Request: Give the number of lines in the data that contain "сельскохозяйственной", and nothing more.
=-=-=-=-=
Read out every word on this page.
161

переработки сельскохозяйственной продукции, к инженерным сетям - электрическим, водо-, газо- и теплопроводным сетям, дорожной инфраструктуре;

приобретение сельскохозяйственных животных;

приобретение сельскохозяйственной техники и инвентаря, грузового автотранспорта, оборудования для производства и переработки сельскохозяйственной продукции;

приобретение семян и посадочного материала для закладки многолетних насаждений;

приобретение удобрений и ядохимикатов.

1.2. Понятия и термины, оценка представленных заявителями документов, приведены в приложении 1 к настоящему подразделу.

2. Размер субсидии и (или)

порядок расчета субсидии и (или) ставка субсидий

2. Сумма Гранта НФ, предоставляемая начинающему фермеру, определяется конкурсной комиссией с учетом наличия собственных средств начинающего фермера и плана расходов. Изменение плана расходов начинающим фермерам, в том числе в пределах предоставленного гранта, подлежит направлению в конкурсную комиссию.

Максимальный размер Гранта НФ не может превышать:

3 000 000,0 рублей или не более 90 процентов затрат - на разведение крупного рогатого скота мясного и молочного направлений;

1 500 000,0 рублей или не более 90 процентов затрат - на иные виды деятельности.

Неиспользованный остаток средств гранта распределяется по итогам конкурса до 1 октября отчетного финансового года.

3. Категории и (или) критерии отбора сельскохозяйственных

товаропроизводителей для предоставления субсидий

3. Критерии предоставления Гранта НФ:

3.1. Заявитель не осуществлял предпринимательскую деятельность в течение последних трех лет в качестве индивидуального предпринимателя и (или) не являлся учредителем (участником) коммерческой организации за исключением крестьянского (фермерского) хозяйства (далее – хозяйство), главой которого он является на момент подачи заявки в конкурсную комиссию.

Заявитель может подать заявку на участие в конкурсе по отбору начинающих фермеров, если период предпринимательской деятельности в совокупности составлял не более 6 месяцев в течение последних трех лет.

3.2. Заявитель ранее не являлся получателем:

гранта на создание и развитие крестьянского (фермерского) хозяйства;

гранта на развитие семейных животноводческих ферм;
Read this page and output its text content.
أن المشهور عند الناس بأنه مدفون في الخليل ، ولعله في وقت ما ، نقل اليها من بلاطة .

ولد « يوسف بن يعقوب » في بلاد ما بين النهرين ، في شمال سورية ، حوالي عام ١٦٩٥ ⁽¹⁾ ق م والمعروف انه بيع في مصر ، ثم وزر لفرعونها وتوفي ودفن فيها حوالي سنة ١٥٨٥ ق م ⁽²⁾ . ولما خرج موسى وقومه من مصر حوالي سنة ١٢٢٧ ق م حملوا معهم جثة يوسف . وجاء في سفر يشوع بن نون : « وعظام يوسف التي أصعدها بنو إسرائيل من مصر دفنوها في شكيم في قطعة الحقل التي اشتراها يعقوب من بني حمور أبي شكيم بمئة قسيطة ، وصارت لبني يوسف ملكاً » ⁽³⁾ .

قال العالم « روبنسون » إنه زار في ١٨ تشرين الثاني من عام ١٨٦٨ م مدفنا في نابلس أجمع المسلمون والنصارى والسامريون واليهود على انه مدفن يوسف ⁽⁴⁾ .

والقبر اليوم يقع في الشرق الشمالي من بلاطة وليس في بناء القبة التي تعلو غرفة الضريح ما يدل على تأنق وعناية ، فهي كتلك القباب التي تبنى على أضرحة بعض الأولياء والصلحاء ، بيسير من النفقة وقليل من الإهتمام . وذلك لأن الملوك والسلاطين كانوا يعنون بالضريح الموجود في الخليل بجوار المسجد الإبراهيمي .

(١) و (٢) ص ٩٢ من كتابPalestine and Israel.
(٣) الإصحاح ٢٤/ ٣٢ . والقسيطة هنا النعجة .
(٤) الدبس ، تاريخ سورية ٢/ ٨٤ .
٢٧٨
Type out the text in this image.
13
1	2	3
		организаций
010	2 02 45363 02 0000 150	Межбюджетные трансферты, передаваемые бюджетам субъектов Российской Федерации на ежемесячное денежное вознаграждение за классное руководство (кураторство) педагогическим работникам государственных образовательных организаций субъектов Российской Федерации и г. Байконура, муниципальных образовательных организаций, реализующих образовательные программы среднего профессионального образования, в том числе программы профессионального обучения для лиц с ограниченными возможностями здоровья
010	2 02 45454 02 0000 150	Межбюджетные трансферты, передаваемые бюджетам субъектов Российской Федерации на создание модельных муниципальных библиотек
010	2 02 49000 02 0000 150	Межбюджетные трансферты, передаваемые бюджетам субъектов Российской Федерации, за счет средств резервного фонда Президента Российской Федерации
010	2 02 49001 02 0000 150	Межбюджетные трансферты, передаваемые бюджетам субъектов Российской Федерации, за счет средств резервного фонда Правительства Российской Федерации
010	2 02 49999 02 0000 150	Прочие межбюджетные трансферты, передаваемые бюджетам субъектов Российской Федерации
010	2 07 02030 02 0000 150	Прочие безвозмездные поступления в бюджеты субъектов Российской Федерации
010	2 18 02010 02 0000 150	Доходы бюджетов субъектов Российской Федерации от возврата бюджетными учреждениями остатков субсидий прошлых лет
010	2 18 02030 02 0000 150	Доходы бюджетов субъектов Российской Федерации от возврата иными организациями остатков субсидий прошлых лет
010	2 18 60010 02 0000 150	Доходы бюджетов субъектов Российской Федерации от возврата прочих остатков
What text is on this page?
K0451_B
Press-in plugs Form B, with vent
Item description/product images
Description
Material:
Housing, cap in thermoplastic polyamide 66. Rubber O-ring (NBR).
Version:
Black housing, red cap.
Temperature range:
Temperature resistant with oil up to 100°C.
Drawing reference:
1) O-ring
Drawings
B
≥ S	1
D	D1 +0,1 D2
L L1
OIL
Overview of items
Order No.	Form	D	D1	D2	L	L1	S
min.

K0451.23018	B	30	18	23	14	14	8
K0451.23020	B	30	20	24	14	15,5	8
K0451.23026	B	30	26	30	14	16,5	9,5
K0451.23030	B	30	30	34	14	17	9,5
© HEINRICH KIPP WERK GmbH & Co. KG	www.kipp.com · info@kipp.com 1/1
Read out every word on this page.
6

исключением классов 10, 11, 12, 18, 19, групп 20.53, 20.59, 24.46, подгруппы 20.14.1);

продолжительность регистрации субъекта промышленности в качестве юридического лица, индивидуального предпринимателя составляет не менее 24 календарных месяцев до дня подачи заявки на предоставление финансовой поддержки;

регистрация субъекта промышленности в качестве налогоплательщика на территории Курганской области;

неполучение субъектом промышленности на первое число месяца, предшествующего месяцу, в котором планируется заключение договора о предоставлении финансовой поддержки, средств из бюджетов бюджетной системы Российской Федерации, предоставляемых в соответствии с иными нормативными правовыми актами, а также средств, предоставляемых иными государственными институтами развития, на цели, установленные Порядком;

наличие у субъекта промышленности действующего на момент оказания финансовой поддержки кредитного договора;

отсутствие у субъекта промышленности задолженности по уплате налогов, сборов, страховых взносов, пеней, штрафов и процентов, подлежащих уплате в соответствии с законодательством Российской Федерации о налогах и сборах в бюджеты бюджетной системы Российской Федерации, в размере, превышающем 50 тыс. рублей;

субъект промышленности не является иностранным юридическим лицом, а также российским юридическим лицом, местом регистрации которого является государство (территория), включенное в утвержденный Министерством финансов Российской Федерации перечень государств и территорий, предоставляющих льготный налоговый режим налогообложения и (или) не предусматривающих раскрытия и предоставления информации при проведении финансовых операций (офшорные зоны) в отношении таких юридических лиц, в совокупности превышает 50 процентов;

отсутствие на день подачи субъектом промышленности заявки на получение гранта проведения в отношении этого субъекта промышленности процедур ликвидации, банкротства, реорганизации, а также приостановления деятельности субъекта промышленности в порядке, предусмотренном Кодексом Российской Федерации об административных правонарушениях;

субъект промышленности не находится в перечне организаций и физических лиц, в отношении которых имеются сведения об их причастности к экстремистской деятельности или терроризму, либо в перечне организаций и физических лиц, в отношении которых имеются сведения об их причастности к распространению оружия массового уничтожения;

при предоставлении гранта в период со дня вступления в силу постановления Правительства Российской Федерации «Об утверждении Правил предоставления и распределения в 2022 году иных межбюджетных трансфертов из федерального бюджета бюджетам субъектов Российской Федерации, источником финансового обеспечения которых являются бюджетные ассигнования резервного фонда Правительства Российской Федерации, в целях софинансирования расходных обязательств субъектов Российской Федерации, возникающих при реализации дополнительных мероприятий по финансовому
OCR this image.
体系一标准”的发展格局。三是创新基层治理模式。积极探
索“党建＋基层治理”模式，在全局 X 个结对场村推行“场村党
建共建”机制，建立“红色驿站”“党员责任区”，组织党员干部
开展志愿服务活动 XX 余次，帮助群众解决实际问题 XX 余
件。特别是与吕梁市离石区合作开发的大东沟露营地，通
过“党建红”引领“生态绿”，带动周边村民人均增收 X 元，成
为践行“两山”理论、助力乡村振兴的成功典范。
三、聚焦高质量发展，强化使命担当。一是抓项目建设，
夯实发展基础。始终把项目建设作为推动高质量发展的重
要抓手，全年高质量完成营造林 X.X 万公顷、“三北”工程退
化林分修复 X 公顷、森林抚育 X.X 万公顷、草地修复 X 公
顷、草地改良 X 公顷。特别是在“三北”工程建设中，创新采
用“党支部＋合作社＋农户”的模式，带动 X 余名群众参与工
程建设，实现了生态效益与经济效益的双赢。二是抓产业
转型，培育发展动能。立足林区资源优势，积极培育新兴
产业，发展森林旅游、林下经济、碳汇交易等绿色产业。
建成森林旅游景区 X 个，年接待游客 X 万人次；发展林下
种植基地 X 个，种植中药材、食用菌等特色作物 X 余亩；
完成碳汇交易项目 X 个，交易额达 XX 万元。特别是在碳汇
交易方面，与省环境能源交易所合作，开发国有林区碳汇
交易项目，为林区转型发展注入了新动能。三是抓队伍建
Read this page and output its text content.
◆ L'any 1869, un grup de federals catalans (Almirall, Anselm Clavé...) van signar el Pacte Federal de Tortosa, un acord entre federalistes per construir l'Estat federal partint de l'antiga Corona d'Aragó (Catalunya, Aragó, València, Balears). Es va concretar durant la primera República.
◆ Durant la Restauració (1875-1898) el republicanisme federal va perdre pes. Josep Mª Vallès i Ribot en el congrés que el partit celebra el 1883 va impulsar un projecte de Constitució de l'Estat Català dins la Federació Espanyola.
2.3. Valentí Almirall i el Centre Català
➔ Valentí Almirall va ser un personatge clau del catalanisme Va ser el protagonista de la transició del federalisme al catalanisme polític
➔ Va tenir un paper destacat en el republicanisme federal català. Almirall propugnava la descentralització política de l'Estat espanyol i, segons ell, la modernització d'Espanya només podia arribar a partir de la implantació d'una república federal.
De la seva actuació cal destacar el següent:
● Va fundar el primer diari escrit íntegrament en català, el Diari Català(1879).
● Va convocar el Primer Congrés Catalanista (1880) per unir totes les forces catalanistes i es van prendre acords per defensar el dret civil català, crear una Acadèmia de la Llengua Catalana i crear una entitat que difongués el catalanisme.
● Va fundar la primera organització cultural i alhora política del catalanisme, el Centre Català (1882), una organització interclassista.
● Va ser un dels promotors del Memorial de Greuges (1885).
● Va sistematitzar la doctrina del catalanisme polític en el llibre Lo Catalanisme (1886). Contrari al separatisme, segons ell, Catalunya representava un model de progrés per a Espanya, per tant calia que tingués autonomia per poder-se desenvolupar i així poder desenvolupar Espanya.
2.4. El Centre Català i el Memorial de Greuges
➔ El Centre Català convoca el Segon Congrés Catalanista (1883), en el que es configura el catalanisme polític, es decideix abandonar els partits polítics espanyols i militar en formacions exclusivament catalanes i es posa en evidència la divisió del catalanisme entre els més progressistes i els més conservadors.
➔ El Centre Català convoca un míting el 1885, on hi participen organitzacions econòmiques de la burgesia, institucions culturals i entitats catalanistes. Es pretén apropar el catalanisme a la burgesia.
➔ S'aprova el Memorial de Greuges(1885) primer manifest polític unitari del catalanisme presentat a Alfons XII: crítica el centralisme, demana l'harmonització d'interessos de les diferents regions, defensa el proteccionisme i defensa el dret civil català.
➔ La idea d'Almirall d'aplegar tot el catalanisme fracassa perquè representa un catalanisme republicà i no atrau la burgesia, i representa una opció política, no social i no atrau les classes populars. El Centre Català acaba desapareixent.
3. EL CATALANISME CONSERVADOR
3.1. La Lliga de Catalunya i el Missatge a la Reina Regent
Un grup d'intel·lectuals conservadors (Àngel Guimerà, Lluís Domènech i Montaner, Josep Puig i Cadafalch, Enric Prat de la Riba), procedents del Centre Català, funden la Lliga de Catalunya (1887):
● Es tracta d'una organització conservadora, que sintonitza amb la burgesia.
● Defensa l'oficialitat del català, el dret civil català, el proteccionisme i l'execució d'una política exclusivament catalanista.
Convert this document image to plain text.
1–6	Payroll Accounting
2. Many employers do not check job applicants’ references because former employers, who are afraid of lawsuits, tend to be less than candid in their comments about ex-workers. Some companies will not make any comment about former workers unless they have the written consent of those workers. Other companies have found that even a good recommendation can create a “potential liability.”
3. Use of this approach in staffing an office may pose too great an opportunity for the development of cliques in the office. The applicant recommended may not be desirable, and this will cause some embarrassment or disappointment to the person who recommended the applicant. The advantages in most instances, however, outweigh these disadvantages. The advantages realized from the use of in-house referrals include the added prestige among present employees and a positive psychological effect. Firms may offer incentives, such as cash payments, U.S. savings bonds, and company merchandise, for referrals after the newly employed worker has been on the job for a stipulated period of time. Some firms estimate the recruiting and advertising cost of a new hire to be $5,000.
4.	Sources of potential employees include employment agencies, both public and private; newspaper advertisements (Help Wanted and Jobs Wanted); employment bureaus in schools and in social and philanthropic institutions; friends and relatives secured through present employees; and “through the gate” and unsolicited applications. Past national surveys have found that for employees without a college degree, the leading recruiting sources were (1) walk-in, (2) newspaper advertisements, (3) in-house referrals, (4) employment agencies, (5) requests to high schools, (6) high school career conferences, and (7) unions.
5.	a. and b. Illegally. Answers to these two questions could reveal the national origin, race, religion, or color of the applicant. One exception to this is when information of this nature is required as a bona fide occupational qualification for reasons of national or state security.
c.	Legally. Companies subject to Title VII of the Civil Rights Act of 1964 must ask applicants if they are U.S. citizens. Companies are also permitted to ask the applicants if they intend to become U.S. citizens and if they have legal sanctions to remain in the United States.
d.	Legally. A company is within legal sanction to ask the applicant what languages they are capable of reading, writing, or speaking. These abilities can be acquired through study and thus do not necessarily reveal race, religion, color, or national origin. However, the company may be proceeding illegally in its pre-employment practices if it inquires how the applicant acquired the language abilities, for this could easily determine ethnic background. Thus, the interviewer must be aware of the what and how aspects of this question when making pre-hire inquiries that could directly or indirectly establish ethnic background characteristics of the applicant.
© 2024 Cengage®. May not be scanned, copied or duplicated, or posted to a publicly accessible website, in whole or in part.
=-=-=-=-=
Output for this task: 2